→ Objective:
Pull out every line below holding the word "JSON".

(Records from a data collection)

..............................

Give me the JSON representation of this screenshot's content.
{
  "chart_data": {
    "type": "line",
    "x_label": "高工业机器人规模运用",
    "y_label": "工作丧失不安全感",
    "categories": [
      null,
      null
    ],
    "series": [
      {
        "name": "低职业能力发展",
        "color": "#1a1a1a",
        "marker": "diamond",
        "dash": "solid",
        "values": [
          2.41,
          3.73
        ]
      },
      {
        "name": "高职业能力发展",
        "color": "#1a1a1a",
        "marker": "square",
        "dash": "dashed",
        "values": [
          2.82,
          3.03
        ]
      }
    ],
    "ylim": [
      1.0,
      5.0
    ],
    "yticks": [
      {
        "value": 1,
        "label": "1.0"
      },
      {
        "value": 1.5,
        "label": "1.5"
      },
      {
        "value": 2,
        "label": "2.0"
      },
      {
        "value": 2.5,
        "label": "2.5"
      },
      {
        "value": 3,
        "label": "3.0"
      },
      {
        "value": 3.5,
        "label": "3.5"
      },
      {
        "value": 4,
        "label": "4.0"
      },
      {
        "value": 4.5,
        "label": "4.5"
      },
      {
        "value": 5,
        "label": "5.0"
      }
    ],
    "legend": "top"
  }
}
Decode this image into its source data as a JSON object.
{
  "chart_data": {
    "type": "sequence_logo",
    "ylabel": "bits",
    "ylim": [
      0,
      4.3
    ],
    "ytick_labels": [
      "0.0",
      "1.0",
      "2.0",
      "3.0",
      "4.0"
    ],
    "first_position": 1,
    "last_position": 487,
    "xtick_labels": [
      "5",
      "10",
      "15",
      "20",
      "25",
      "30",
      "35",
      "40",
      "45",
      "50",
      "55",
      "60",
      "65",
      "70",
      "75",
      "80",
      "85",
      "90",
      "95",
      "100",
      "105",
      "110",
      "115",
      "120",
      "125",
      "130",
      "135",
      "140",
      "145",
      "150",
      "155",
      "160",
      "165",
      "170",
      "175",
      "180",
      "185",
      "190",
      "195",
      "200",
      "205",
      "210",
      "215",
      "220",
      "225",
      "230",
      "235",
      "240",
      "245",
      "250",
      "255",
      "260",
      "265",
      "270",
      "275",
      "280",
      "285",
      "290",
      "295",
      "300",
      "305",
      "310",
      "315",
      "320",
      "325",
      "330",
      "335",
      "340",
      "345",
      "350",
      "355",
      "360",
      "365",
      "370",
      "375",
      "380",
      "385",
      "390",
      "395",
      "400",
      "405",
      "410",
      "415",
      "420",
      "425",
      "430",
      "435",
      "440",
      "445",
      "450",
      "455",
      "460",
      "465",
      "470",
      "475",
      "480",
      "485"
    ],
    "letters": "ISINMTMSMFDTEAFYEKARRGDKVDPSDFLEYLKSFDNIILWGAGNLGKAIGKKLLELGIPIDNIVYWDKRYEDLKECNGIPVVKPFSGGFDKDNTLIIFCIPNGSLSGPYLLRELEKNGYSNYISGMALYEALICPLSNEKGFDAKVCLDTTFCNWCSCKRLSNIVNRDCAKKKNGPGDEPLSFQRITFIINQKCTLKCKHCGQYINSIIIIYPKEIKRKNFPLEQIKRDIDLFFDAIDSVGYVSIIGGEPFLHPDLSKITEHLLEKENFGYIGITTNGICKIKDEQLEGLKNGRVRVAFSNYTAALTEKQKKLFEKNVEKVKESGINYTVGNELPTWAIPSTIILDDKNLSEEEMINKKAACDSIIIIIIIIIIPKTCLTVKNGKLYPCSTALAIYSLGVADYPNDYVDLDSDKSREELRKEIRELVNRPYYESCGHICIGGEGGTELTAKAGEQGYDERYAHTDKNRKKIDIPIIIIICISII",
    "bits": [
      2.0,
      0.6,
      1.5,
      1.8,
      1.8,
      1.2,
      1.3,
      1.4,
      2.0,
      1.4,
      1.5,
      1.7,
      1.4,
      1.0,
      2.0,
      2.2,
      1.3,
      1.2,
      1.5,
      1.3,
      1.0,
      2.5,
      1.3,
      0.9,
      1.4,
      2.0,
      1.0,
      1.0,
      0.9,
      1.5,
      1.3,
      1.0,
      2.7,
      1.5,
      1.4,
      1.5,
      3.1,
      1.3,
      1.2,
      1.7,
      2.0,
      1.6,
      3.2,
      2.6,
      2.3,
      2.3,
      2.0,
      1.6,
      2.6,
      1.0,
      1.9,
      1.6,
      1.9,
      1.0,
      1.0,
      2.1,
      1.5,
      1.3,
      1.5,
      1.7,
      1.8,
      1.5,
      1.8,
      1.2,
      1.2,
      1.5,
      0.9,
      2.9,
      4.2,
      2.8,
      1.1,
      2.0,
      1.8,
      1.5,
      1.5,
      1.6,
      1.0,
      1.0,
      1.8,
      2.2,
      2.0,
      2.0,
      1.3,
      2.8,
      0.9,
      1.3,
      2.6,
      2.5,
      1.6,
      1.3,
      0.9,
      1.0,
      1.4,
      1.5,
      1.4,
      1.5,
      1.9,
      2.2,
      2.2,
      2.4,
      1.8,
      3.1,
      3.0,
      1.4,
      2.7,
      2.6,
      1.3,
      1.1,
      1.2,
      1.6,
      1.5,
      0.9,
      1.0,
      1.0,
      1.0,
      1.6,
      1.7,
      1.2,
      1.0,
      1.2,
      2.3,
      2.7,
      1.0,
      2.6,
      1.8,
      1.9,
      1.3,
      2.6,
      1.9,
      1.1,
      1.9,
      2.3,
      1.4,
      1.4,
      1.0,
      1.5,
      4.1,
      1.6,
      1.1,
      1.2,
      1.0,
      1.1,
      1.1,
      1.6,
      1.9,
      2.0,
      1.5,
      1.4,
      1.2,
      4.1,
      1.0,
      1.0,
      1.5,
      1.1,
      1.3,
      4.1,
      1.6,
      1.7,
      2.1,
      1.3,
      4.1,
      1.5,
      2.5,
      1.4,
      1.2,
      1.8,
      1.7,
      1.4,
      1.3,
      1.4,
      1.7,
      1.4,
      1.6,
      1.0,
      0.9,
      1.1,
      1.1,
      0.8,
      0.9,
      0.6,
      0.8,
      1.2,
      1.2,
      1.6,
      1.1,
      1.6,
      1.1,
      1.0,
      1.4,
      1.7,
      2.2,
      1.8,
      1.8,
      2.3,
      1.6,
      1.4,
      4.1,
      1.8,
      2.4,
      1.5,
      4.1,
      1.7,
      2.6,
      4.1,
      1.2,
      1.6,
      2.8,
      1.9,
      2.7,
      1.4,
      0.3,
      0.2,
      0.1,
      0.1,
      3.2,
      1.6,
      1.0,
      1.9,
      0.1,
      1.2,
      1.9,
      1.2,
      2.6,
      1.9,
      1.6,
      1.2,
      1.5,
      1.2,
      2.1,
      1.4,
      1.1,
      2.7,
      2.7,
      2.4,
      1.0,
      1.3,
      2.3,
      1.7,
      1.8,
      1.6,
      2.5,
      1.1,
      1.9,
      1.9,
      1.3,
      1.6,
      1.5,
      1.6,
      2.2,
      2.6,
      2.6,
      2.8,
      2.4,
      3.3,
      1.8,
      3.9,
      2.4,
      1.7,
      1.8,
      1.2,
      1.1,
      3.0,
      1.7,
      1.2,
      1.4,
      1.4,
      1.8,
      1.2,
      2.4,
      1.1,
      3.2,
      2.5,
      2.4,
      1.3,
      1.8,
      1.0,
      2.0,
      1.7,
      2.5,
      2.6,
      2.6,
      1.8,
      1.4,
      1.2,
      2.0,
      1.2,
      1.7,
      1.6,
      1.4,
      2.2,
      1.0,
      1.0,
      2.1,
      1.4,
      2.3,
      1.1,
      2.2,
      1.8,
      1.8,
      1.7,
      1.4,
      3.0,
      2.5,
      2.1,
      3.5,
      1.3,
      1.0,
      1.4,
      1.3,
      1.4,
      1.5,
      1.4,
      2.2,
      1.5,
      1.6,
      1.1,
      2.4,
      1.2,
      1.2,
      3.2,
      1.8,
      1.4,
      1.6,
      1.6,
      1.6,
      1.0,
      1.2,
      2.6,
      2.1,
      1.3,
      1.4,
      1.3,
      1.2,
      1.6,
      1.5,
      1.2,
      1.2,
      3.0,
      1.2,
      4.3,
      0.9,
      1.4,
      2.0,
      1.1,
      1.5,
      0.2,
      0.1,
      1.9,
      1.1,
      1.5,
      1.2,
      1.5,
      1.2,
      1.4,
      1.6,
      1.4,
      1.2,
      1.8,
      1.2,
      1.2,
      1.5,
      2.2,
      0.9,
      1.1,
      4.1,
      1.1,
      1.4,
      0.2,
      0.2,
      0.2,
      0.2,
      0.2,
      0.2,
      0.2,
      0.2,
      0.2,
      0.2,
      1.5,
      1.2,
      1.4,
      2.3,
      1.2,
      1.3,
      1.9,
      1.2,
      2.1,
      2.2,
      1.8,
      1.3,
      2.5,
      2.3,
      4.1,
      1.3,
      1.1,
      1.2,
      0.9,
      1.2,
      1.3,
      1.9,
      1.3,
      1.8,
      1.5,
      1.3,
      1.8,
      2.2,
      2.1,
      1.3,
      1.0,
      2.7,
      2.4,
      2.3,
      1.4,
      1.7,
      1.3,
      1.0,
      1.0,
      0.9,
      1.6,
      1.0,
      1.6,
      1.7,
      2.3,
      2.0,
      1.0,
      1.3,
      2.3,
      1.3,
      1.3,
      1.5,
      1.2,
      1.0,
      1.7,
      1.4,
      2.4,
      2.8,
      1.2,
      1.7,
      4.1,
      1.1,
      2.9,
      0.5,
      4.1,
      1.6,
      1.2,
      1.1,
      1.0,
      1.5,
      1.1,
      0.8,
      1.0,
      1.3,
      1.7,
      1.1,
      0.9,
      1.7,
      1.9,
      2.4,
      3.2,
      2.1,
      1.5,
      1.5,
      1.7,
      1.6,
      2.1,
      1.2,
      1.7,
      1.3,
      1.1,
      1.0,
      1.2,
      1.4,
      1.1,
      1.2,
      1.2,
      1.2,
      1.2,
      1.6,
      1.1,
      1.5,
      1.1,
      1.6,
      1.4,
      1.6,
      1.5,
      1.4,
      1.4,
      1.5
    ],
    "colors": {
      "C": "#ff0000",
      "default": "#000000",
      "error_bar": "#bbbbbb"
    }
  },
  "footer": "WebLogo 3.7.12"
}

..............................

→ Output below:
Give me the JSON representation of this screenshot's content.
Decode this image into its source data as a JSON object.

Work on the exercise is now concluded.